> EXERCISE DESCRIPTION: State how many lines contain the string "Setting", and write nothing else.

** START OF SOURCE MATERIAL **

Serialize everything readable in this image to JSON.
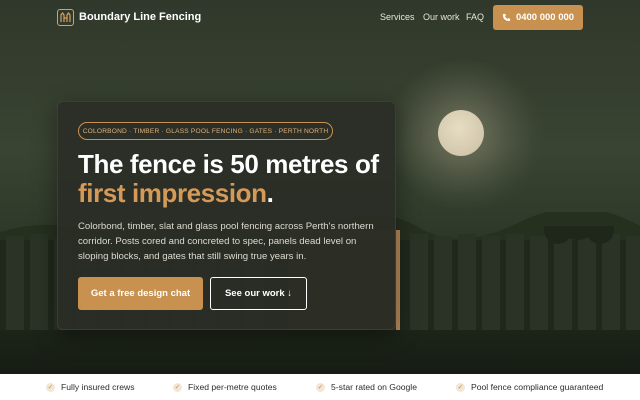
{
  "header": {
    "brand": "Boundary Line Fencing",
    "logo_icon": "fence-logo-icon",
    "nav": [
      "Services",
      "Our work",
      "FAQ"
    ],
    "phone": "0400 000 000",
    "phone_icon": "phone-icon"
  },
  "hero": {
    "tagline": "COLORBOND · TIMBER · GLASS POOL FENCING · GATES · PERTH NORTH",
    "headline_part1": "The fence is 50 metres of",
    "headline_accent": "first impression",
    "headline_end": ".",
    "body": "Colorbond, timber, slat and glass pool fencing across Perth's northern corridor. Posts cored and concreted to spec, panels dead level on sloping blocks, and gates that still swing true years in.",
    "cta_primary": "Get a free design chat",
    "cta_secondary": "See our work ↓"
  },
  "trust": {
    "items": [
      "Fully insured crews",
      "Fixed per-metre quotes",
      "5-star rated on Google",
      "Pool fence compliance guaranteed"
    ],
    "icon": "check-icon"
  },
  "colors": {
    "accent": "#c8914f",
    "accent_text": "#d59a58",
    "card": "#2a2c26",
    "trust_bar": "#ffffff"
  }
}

** END OF SOURCE MATERIAL **
** START OF SOURCE MATERIAL **

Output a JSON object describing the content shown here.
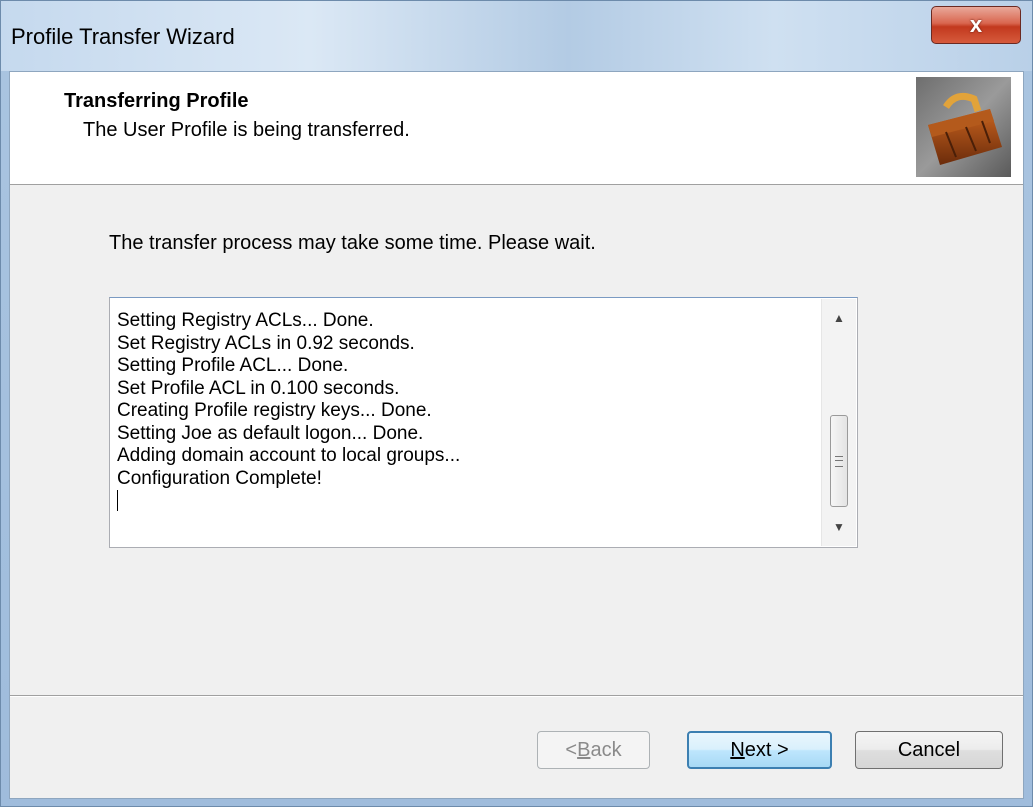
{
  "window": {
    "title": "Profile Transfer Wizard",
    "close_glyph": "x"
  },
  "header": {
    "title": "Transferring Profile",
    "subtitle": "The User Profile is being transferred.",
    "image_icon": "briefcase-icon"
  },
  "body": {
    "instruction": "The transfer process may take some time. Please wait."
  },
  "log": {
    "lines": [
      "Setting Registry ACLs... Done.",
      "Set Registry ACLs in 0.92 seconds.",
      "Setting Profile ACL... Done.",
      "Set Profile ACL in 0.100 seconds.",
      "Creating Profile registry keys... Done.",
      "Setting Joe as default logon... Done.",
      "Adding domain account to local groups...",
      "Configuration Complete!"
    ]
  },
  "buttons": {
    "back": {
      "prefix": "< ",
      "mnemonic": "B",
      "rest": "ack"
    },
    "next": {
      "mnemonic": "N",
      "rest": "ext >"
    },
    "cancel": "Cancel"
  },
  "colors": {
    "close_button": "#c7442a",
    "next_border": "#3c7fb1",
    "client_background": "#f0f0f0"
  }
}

** END OF SOURCE MATERIAL **
** START OF SOURCE MATERIAL **

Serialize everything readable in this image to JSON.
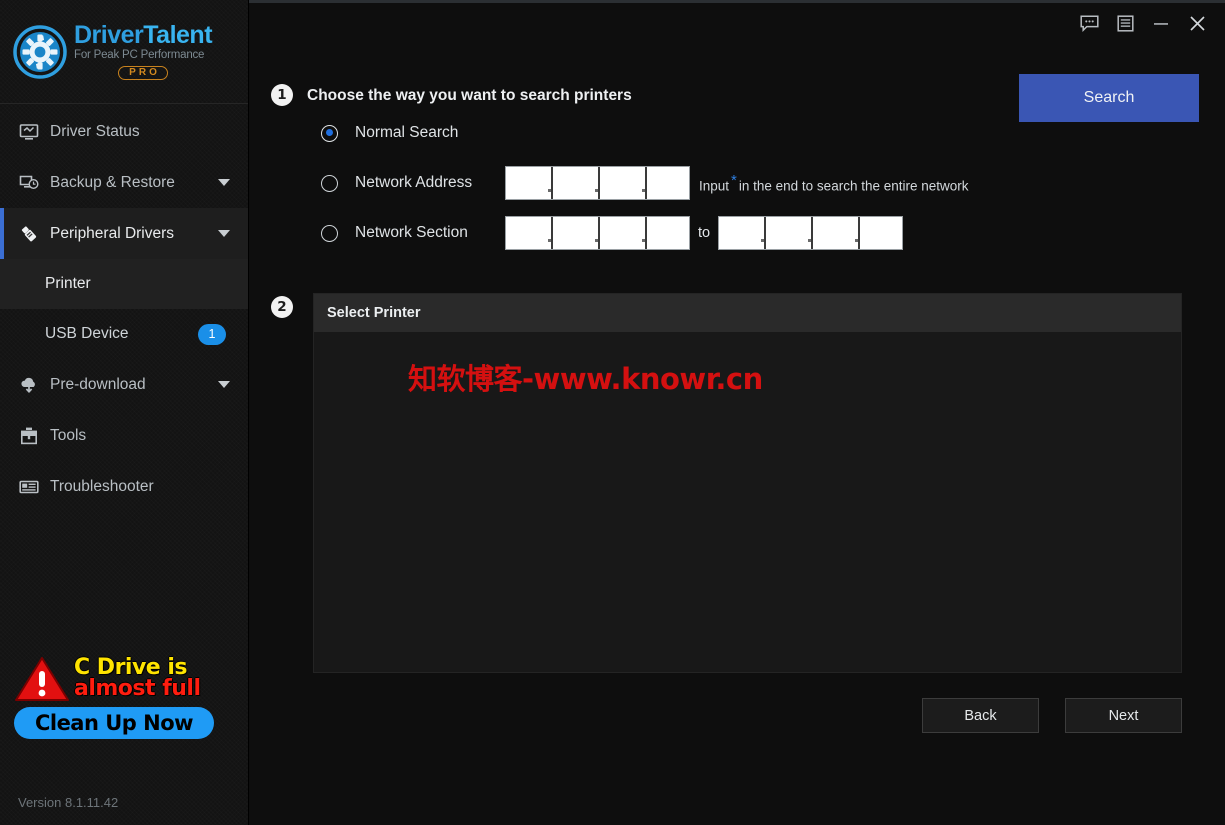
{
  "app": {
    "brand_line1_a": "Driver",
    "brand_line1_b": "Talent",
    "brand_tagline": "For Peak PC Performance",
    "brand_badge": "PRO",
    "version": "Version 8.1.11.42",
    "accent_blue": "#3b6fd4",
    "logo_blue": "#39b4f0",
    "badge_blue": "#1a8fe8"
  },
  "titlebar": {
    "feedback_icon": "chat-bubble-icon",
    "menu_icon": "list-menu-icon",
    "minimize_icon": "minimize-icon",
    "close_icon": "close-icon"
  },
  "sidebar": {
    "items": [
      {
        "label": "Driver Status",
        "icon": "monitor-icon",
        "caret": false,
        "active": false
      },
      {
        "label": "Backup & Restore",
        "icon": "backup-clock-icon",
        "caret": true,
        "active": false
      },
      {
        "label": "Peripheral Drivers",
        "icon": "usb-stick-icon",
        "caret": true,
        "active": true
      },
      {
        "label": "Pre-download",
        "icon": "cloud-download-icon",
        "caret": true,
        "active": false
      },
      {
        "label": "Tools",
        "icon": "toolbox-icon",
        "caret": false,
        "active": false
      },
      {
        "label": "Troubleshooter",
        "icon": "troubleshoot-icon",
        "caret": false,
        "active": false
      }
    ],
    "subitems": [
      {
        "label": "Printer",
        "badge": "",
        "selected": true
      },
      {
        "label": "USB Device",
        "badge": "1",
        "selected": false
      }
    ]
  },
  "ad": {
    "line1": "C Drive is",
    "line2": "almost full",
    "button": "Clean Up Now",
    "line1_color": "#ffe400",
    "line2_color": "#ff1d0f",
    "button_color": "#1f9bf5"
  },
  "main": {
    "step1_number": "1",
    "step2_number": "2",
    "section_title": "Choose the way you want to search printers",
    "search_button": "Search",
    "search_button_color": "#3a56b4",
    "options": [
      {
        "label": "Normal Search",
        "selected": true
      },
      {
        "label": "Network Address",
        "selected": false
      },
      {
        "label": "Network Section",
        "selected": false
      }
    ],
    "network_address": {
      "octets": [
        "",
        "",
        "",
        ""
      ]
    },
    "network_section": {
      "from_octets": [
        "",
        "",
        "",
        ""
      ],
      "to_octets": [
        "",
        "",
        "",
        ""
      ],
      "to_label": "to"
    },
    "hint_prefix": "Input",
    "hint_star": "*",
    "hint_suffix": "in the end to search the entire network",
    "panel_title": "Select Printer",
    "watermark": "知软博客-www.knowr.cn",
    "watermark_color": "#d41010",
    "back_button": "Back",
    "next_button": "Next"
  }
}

** END OF SOURCE MATERIAL **

> COMPLETED TASK: 3